## TRECHO SELECIONADO
Essa possível síntese vem complementada pela figura de Mynheer Peeperkorn, um holandês que chega ao sanatório em companhia de Clawdia Chauchat, para a decepção de Hans. Mynheer, também doente, com 60 (sessenta) anos, portador de uma febre (malária?) é o retrato do homem prático, entregue aos prazeres da vida e ao gozo. Rico plantador de café, nascido em Java, não esconde sua preferência pela bebida, música e belas mulheres. Como enuncia o próprio autor, Mynheer não era talhado para confusões lógicas. E disse tudo. Sua liberalidade, sua fanfarronice e generosidade para com seus convivas contabilizava para si um séquito de seguidores de conveniência, que se alegravam com os prazeres proporcionados por aquele generoso anfitrião. Diante dele, Hans, Setembrini e Naphta ficam apagados, relegados ao um canto obscuro e considerados como uma racionalidade opressora. Mynheer, pode-se dizer, tem a alegria de viver (joie de vivre) e mostra pouco apreço pelos discursos racionais filosóficos ou políticos. É um homem prático e sentimental, mas não prático no sentido de um adepto ao progresso à razão iluminista. É prático porque lhe interessa a realidade e o gozo do presente. Não é contemplativo. É ativo.
Hans nutre uma especial admiração por Mynheer, embora seja seu rival no amor por Clawdia. Há um magnetismo em Mynheer, a autoridade, a masculinidade, a experiência de vida, que leva Hans a tentar aprender mais sobre aquela personalidade pela proximidade no convívio e nos diálogos. Essa aproximação não é, no início, bem compreendida por Clawdia, que se enciuma. Mynheer percebe o caso entre Hans e Clawdia desde o início mas, pela idade mais avançada e o estágio de debilidade física, interpreta a situação de uma forma diversa: convoca Hans a ser seu “irmão” e seu “filho”. Perdoa o fato. Da parte de Hans, aceita com felicidade essa condição e alia-se à Clawdia para auxiliar Mynheer. Com o suicídio de Mynheer (não se sabe com certeza se com ou sem o auxílio de Clawdia) ocorre uma nova separação. Hans, para Clawdia, ainda que fosse um “um burguesinho bonito, de boa família”, era um “valdevinos filosófico”, uma personalidade fraca que não estava à altura de suas necessidades e de seus caprichos.

## AÇÃO NECESSÁRIA 1
Liste todos os personagens mencionados por nome no trecho sobre Mynheer Peeperkorn.
## AÇÃO NECESSÁRIA 2
Responda às perguntas abaixo com base no trecho sobre Mynheer Peeperkorn.
(a) Onde nasceu Mynheer?
(b) Como Clawdia reage, no início, à aproximação entre Hans e Mynheer?
(c) Como Clawdia chama Hans, além de "burguesinho bonito, de boa família"?
## AÇÃO NECESSÁRIA 3
Dê continuidade ao trecho sobre Mynheer Peeperkorn a partir do ponto em que ele termina.

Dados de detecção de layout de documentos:
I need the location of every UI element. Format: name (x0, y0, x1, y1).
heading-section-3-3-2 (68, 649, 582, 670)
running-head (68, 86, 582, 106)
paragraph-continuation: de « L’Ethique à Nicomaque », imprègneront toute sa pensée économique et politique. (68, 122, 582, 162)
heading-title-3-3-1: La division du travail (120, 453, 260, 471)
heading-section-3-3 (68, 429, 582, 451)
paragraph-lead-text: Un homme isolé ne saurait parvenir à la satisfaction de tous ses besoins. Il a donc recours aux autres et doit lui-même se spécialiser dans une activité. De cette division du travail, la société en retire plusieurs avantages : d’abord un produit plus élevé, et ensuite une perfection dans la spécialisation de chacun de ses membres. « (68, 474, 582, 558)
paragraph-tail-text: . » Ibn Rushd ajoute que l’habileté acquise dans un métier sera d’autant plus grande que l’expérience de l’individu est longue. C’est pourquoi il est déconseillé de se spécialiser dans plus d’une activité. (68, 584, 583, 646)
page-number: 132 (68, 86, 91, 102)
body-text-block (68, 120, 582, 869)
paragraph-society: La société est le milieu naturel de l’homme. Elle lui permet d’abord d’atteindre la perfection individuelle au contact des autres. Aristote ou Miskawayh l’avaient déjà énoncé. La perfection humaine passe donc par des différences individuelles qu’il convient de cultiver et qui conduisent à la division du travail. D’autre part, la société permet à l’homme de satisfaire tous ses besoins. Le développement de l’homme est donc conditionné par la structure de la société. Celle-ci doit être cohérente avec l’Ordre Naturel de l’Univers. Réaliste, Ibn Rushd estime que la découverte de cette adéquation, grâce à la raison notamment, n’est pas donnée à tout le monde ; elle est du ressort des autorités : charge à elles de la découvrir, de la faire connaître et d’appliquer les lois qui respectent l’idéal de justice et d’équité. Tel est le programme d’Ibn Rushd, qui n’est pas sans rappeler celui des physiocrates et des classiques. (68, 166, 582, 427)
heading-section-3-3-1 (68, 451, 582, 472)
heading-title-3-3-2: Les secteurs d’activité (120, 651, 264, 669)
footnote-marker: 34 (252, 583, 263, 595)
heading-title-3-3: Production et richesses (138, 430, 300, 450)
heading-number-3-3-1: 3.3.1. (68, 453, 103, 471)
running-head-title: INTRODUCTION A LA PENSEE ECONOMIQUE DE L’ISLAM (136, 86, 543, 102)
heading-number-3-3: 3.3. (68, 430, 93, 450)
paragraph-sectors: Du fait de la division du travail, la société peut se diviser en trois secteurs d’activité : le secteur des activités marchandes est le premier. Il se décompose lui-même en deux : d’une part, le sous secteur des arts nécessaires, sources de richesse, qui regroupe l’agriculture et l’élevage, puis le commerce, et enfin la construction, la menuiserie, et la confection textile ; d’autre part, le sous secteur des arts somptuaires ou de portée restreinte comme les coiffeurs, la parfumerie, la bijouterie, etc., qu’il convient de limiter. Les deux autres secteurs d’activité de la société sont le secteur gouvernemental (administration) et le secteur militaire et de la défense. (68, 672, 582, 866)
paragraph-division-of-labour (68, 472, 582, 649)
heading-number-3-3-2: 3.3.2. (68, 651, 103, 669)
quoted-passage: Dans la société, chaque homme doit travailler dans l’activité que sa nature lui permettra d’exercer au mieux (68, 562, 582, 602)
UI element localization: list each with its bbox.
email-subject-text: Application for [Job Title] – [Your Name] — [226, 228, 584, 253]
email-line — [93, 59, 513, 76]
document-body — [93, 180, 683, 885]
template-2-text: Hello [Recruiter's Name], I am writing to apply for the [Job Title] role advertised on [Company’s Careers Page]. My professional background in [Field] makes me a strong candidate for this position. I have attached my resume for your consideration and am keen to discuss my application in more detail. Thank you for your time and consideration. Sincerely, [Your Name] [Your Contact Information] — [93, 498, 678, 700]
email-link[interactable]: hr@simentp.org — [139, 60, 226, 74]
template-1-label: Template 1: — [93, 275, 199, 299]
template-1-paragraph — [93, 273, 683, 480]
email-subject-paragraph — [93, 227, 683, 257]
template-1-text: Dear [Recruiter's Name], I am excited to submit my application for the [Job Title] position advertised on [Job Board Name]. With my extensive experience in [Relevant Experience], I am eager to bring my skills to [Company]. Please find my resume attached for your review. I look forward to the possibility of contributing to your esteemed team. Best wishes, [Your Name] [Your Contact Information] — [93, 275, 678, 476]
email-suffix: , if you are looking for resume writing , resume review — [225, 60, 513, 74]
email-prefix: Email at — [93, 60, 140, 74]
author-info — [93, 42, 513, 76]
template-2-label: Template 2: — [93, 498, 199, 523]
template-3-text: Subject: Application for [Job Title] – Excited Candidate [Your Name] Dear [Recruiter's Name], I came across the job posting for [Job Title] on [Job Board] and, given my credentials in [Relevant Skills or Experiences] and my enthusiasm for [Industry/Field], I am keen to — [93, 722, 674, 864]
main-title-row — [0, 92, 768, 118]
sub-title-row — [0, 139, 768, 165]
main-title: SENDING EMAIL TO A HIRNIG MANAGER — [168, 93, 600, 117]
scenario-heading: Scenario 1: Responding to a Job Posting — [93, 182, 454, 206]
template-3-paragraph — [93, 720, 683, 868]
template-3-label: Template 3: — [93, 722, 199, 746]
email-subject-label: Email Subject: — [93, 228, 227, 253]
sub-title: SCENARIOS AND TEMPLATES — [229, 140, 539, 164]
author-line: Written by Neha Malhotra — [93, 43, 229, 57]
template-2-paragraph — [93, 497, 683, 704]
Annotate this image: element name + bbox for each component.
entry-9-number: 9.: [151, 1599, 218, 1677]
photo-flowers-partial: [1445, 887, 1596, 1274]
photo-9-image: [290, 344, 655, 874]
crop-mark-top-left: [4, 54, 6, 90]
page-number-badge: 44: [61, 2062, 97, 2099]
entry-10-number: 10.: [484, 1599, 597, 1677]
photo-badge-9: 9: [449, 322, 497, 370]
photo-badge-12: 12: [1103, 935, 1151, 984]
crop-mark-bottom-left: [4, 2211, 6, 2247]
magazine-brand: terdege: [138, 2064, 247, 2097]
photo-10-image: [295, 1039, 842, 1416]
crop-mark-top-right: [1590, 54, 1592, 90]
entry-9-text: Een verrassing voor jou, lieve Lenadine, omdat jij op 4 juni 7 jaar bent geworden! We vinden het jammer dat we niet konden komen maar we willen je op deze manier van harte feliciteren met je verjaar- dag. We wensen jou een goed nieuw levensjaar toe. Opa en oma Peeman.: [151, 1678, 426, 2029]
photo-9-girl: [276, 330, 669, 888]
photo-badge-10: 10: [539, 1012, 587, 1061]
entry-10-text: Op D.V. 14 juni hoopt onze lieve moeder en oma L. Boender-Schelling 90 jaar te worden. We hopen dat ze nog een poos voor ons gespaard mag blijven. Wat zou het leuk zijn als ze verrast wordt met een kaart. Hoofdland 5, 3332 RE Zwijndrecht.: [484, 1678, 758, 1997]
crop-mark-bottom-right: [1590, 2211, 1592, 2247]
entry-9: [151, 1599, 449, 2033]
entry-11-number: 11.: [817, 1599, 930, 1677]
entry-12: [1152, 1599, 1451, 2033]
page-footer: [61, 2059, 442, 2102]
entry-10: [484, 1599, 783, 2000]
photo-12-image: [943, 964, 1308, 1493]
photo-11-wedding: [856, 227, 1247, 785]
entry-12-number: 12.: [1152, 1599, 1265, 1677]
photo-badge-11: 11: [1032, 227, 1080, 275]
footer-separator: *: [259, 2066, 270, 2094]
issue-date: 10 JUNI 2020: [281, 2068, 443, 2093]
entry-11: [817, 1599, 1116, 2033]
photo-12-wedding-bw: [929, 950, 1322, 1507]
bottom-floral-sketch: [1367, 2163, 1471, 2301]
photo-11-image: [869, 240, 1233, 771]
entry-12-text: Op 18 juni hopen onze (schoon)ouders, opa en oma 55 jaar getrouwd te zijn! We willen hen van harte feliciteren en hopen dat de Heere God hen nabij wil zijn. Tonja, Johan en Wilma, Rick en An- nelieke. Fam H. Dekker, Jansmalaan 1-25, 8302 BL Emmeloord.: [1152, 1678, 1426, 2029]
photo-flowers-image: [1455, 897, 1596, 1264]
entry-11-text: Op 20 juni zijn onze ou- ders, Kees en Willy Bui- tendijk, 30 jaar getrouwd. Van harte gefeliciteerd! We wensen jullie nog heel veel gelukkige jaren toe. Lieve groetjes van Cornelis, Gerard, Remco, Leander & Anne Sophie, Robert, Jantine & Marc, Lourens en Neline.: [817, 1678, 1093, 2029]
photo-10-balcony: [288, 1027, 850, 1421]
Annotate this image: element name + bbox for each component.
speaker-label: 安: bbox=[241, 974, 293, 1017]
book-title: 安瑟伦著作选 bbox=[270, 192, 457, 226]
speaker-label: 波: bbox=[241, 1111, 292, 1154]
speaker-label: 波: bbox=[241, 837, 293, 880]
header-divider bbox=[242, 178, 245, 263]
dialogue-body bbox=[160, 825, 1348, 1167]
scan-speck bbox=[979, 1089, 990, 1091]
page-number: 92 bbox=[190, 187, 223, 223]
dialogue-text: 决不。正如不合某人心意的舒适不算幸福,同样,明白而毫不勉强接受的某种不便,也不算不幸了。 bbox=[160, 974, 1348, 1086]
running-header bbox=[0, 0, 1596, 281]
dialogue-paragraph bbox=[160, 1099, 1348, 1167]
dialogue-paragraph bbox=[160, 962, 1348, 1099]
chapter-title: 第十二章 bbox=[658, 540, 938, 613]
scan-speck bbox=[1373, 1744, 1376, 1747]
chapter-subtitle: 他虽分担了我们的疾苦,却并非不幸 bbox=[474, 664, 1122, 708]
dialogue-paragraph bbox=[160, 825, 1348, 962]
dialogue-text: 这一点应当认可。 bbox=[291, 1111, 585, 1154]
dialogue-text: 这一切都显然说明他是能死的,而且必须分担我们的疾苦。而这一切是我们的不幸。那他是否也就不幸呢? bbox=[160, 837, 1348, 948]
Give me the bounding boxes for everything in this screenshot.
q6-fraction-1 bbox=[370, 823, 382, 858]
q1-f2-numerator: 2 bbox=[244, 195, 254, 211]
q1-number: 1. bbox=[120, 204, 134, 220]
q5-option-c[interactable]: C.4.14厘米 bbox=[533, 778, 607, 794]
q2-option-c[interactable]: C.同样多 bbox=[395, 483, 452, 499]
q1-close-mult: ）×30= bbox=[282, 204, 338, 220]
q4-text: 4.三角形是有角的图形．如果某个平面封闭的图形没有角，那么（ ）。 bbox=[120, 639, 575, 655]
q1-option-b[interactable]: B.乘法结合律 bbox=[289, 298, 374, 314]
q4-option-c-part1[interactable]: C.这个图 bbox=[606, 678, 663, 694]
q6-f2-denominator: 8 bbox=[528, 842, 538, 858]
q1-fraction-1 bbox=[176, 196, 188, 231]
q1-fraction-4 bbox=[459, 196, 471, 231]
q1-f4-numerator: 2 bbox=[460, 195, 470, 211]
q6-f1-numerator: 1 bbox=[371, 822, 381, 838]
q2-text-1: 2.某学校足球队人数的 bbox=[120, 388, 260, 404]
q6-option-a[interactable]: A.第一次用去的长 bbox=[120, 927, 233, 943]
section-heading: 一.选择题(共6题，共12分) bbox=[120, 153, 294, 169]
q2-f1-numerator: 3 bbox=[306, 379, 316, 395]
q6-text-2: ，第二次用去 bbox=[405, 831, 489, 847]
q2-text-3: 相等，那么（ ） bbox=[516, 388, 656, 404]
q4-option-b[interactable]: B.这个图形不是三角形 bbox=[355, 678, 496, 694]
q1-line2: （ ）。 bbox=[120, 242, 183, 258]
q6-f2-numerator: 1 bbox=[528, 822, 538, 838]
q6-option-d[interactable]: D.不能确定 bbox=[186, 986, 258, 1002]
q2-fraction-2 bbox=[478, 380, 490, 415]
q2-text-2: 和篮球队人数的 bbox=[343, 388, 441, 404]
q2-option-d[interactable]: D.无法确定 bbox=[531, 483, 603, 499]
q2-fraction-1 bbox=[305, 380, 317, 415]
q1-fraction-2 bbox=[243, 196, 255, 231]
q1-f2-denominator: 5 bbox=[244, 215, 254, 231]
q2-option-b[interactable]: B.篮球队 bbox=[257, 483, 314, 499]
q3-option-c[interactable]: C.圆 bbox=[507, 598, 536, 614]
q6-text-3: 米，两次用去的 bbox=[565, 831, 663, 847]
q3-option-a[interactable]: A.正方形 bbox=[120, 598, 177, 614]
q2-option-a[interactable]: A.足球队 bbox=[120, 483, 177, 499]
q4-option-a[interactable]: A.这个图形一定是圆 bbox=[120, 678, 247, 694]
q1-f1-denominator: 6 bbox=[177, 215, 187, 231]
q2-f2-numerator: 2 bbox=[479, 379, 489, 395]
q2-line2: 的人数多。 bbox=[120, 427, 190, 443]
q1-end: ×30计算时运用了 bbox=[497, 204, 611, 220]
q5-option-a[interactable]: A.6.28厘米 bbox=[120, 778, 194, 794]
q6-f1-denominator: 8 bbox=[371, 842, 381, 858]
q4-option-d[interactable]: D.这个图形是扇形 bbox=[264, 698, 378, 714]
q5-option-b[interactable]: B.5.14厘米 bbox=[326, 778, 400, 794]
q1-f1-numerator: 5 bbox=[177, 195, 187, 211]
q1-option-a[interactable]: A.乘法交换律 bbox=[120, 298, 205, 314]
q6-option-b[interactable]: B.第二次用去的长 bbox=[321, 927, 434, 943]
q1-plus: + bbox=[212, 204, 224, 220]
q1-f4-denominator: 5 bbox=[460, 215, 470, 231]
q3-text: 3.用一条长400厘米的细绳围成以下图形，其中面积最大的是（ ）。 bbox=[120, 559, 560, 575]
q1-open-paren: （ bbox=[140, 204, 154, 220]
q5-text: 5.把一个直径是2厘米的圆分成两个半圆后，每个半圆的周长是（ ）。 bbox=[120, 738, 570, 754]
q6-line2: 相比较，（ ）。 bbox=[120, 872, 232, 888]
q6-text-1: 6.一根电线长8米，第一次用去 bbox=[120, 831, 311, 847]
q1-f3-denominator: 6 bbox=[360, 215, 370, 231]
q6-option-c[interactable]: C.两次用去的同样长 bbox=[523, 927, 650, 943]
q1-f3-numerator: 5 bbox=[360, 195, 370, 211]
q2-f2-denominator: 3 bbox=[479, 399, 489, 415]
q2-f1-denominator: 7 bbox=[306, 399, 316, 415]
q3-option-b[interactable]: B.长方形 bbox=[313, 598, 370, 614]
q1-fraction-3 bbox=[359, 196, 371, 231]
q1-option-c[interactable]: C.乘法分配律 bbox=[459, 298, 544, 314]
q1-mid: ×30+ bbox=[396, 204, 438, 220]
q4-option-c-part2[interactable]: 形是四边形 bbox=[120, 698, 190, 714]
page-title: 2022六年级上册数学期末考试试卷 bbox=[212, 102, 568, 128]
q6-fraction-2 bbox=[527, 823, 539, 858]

## RESPOSTA 1
Mynheer Peeperkorn
Clawdia Chauchat
Hans
Setembrini
Naphta

## RESPOSTA 2
(a) Em Java.
(b) Ela não compreende bem essa aproximação e sente ciúme.
(c) De "valdevinos filosófico".

## RESPOSTA 3
Um novo período se inaugura, no qual Hans desperta o interesse pela música, com a chegada no sanatório de uma vitrola elétrica (muito mais evoluída do que o antigo gramofone). Uma nova distração. Um novo interesse. Torna-se aparente entre os habitantes do sanatório uma crescente indisposição e falta de tolerância. Os ânimos se inflamam por poucos motivos. Presencia-se uma briga entre dois habitantes, chegando às vias de fato. Setembrini e Naphta duelam. Naphta suicida-se no duelo.
Hans permanece no sanatório, já com hábitos displicentes, alheio aos hábitos e costumes de sua terra natal. Deixa-se tomar por completo na lassidão. Segue sem rumo até que o “trovão” da guerra ressoa. Naphta estava certo ao prever a chegada do caos. Hans vê-se desperto de seu sono letárgico e de sua lassidão, sendo chamado à guerra. Deve, finalmente, gostando ou não, tomar posição, decidir-se, agir. Parte para o front, com despedida carinhosa de Setembrini na estação de trem. Finalmente desce à planície, desta vez para testemunhar os horrores da guerra: os campos enlameados, as marchas sem fim, as explosões dos obuses destroçando corpos, a tempestade de aço dos projéteis. Enquanto luta no front, rumo à morte, Hans canta.
Há muitíssimas interpretações possíveis para esse fantástico romance. Talvez novas surjam com novas leituras e outras camadas de interpretação. O que fica claro é a grandiosidade do espírito criativo de Thomas Mann e sua argúcia em perceber o “espírito” de uma época que, embora já distante, reverbera no contemporâneo.